Dataset rows about figures
"""

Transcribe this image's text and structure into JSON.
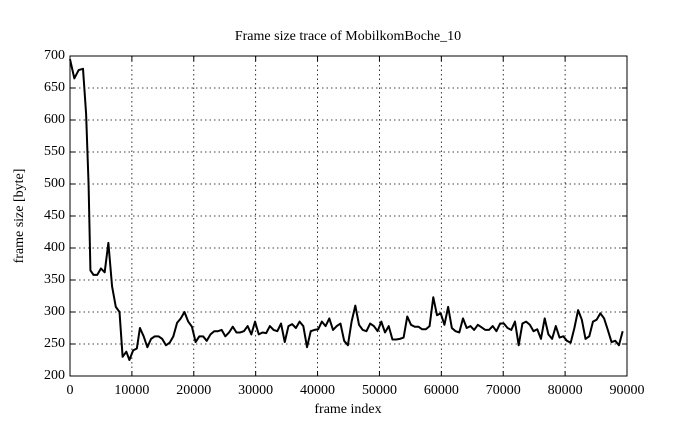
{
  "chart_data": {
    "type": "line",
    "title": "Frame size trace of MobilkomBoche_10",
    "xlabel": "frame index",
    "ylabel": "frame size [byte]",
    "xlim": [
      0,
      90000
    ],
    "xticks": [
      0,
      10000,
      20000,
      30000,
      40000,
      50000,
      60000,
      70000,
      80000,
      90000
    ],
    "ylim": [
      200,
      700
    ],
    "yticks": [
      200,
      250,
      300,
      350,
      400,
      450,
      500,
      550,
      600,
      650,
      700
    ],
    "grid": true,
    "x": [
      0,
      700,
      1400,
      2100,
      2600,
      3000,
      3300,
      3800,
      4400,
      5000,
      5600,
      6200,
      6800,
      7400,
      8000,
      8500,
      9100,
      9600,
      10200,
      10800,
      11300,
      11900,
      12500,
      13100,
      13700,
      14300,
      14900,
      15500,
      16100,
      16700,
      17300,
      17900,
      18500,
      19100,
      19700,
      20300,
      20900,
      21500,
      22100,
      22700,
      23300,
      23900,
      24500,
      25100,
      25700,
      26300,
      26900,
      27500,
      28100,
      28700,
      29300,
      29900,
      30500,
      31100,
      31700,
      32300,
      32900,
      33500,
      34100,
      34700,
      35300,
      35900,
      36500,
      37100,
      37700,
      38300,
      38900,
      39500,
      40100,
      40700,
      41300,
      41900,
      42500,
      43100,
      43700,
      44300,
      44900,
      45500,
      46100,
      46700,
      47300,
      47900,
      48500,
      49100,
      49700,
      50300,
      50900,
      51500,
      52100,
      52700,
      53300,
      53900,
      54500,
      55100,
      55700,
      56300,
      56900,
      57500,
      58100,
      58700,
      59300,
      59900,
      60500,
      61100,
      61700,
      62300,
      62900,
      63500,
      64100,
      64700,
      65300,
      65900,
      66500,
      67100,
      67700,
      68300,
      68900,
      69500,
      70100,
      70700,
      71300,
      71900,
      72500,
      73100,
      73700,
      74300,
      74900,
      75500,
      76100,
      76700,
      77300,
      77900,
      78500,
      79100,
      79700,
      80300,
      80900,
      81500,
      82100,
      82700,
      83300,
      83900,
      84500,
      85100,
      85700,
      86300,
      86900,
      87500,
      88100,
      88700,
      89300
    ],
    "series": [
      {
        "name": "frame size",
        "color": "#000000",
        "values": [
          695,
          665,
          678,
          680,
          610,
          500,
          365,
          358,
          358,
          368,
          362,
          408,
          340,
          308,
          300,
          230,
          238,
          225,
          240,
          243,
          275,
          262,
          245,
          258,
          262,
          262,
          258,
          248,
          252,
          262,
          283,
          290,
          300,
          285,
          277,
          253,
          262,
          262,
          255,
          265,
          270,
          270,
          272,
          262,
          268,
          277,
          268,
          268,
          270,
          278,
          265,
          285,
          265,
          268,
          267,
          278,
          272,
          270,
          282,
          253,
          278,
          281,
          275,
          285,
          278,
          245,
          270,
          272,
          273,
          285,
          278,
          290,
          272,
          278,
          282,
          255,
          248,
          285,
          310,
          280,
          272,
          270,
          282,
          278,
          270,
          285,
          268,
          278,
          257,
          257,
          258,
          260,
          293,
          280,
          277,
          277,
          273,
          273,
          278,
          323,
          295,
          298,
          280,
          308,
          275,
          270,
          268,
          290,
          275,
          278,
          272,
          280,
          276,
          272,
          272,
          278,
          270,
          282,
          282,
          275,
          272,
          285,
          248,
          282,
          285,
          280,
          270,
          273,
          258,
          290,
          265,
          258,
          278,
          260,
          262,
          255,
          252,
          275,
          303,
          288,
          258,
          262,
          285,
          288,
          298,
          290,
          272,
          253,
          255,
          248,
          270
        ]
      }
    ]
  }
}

"""
"""

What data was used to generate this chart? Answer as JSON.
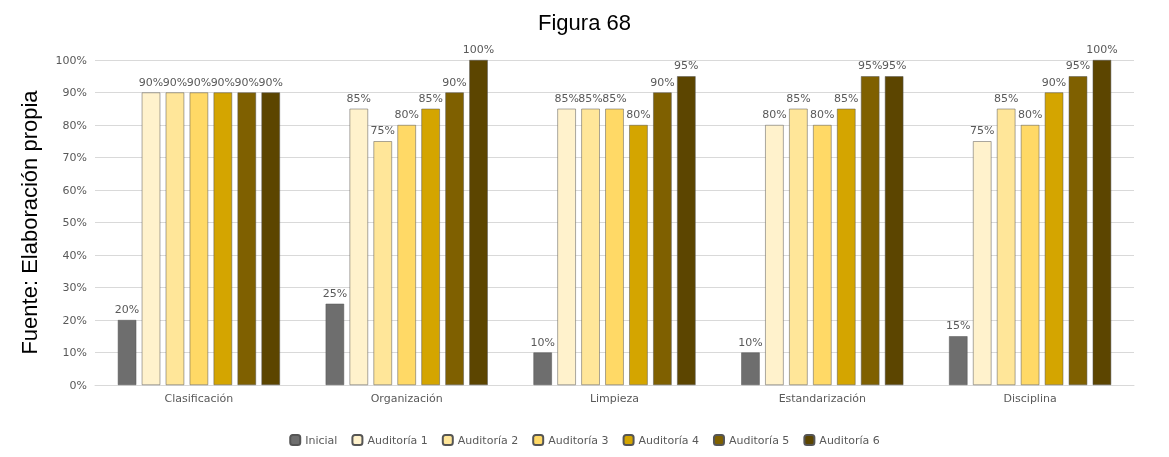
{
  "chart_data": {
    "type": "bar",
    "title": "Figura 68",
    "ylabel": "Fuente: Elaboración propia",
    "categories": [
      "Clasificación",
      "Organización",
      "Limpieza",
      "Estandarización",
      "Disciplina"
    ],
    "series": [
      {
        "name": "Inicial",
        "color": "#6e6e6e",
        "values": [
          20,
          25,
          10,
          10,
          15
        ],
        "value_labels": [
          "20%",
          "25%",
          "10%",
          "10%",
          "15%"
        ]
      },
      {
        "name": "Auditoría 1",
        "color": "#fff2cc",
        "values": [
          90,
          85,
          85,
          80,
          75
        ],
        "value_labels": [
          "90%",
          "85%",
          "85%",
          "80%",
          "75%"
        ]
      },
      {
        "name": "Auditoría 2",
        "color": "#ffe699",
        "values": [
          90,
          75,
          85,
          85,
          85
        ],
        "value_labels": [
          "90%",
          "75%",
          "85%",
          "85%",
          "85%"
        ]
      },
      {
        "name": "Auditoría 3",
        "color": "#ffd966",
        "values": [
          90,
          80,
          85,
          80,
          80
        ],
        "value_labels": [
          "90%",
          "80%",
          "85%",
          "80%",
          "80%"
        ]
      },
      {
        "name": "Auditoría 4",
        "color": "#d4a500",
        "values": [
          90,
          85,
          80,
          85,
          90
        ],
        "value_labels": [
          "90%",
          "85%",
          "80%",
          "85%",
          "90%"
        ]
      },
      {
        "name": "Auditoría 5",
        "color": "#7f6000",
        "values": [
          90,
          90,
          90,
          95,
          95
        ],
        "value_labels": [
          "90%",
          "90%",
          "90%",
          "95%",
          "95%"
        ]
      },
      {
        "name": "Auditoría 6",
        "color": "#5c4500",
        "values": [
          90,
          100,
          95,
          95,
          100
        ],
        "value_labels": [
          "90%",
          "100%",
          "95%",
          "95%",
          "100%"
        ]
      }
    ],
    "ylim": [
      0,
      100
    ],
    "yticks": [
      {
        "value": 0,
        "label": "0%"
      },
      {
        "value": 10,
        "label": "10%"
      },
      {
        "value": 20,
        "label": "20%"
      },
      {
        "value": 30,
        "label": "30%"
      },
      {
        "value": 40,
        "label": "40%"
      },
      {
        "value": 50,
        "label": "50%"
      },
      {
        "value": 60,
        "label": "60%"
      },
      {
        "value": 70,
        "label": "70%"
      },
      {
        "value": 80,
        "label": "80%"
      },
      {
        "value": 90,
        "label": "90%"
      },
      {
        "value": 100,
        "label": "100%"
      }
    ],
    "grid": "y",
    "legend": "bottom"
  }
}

"""

**YOUR TASK**
Collect every line above that contains the word "ylabel".

**ANSWER TO THE PROBLEM**
    "ylabel": "frame size [byte]",
    "ylabel": "Fuente: Elaboración propia",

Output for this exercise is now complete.